▸ CONSIGNE
Reformulez sous forme de liste concise le paragraphe du texte étudié qui commence par « En termes de gestion et d’exploitation », en conservant ses faits essentiels.

▸ TEXTE ÉTUDIÉ
____

Le trafic est généré pour 44 % par deux pays seulement : l’Allemagne et la France. Les volumes ne sont pas strictement proportionnels, loin de là à la population totale, ainsi que le montre l’exploitation du ratio du nombre de voyages par habitant et par an (figure 3.21). C’est la Suisse qui domine largement les débats avec 49 voyages par an et par habitant, le Luxembourg (27 voyages/an/hab.) et l’Autriche (25 voyages/an/hab.) arrivant ensuite. La France et l’Allemagne sont à égalité en cinquième position, avec 21 voyages/an/habitant.

Figure 4.11. Nombre de voyages par habitant et par an en trafic régional (source : ERRAC, 2006, p. 18)

En termes de gestion et d’exploitation, 29 % des services régionaux ne sont pas séparés fonctionnellement et physiquement du reste des services ferroviaires nationaux. Une petite proportion de l’infrastructure utilisée par les services régionaux et locaux (8 %) appartient aux exploitants et non pas au gestionnaire national des infrastructures ferroviaires. Cela tient à l’histoire et aux modalités de classement des lignes dans le réseau national. Un certain nombre de compagnies ferroviaires allemandes non fédérales (NE) sont ainsi propriétaires de leurs infrastructures et font payer un droit de passage aux autres utilisateurs (dont la DBAG). En France, le réseau corse et le réseau des Chemins de fer de Provence ne font pas partie du Réseau ferré national. Ils sont en effet classés d’intérêt local et non d’intérêt national. La gestion des gares enfin est du ressort des opérateurs ferroviaires dans 84 % des cas sur un échantillon réduit à 99 compagnies, et de la responsabilité du gestionnaire d’infrastructures dans les autres cas.

L’importance du matériel roulant dans les contrats (il s’agit d’un investissement lourd, qui s’amortit sur trois décennies en règle générale) justifie que l’on donne quelques éléments d’information sur les parcs dédiés au transport régional (figure 3.22). On ne retrouve pas forcément la hiérarchie entre pays qui a pu être relevée pour les trafics et pour les usages, ce qui donne à penser que la productivité du matériel pourrait être largement améliorée dans certains réseaux : Italie et Pologne par exemple. Elle semble en revanche bonne sur le réseau français et excellente aux Pays-Bas.

____

▸ DOCUMENTS FOURNIS
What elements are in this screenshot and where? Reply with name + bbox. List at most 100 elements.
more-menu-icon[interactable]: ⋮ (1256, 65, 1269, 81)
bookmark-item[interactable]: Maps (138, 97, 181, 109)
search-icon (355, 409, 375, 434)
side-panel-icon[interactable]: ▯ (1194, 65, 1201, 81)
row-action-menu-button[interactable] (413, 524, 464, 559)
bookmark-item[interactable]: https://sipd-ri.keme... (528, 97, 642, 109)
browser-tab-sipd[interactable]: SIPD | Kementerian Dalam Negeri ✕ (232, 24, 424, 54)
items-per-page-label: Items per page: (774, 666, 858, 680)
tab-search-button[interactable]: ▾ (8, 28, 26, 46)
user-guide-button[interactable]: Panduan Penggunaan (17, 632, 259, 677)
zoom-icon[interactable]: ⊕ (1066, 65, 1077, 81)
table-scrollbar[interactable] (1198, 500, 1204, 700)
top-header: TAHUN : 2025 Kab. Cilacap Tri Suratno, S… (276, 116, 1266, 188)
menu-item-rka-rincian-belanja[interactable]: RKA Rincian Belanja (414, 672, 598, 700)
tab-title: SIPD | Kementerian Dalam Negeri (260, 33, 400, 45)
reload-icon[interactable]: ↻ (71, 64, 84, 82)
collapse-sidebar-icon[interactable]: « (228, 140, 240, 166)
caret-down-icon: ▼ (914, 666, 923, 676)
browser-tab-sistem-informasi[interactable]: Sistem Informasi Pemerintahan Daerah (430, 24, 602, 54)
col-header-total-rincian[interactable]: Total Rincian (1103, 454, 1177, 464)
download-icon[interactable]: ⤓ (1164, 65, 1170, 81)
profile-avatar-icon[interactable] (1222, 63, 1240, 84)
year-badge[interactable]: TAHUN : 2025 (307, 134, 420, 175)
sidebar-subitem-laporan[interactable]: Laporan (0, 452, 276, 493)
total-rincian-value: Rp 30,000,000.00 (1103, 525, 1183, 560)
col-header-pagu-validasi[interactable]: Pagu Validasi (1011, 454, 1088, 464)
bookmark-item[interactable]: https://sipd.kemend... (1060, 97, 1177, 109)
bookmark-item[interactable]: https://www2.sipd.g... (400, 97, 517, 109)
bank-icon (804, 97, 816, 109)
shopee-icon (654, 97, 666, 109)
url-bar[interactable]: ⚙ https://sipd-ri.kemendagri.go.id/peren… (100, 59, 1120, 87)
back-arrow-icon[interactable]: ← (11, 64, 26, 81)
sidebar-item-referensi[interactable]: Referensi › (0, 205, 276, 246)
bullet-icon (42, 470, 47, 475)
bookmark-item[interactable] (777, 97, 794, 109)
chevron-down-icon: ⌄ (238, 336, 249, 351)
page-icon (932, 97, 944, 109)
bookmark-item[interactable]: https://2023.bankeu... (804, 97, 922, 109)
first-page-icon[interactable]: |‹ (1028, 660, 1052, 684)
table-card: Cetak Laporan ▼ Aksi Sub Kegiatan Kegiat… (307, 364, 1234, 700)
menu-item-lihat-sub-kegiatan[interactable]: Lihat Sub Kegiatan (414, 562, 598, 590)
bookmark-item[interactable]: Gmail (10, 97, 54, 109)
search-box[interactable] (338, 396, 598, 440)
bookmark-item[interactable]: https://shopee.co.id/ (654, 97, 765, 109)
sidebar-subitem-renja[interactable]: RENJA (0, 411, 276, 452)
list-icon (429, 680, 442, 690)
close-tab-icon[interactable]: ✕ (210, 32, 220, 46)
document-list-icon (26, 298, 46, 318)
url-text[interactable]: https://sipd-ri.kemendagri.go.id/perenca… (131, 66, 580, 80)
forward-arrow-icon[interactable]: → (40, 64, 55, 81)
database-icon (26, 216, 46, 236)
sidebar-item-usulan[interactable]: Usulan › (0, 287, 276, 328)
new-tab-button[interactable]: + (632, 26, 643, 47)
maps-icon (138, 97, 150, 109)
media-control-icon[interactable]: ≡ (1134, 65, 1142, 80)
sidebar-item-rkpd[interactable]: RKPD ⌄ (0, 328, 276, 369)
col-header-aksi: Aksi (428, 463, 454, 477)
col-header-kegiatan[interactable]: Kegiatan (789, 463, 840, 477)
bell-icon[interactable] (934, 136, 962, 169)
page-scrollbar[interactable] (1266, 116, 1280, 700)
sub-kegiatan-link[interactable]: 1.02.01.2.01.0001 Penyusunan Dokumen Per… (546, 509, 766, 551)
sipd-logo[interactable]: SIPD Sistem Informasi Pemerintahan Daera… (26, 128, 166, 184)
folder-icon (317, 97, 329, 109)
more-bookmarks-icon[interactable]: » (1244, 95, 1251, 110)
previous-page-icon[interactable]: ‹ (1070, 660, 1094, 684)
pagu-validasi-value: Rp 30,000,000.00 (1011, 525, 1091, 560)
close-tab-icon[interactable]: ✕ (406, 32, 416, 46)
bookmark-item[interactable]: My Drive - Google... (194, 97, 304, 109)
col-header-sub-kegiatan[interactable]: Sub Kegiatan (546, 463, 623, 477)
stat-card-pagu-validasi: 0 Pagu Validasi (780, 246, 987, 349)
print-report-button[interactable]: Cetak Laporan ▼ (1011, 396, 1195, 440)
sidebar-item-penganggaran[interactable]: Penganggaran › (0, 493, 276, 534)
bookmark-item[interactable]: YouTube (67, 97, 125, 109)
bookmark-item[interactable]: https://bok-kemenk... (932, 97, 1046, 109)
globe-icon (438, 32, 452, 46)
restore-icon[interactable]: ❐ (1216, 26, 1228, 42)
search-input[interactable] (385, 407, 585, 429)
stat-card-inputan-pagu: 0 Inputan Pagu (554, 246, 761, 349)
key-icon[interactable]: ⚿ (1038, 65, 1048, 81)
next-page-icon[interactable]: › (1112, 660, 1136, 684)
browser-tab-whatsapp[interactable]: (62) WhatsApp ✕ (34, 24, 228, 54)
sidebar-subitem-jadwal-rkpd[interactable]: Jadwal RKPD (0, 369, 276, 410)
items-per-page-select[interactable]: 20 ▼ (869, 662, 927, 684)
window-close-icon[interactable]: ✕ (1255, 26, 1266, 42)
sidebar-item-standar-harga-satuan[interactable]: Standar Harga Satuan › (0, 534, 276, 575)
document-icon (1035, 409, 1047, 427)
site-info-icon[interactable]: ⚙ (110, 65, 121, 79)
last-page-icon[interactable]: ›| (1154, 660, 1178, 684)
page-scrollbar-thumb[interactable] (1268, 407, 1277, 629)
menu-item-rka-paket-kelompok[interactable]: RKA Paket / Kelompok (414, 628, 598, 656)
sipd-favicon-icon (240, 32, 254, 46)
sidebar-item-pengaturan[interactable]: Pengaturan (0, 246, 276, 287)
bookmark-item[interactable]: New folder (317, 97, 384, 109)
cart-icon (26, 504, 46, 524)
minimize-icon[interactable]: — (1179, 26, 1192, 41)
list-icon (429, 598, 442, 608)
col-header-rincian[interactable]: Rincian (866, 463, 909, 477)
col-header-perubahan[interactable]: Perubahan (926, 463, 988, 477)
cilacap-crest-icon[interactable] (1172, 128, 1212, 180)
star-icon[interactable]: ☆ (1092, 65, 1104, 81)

____

▸ RÉPONSE
- 29 % des services régionaux ne sont séparés ni fonctionnellement ni physiquement des autres services ferroviaires nationaux.
- 8 % de l’infrastructure utilisée par les services régionaux et locaux appartient aux exploitants et non au gestionnaire national, en raison de l’histoire et du mode de classement des lignes.
- En Allemagne, certaines compagnies ferroviaires non fédérales (NE) possèdent leurs infrastructures et font payer un droit de passage aux autres utilisateurs, dont la DBAG.
- En France, le réseau corse et celui des Chemins de fer de Provence sont classés d’intérêt local et ne font pas partie du Réseau ferré national.
- Sur un échantillon de 99 compagnies, la gestion des gares revient aux opérateurs ferroviaires dans 84 % des cas et au gestionnaire d’infrastructures dans les autres.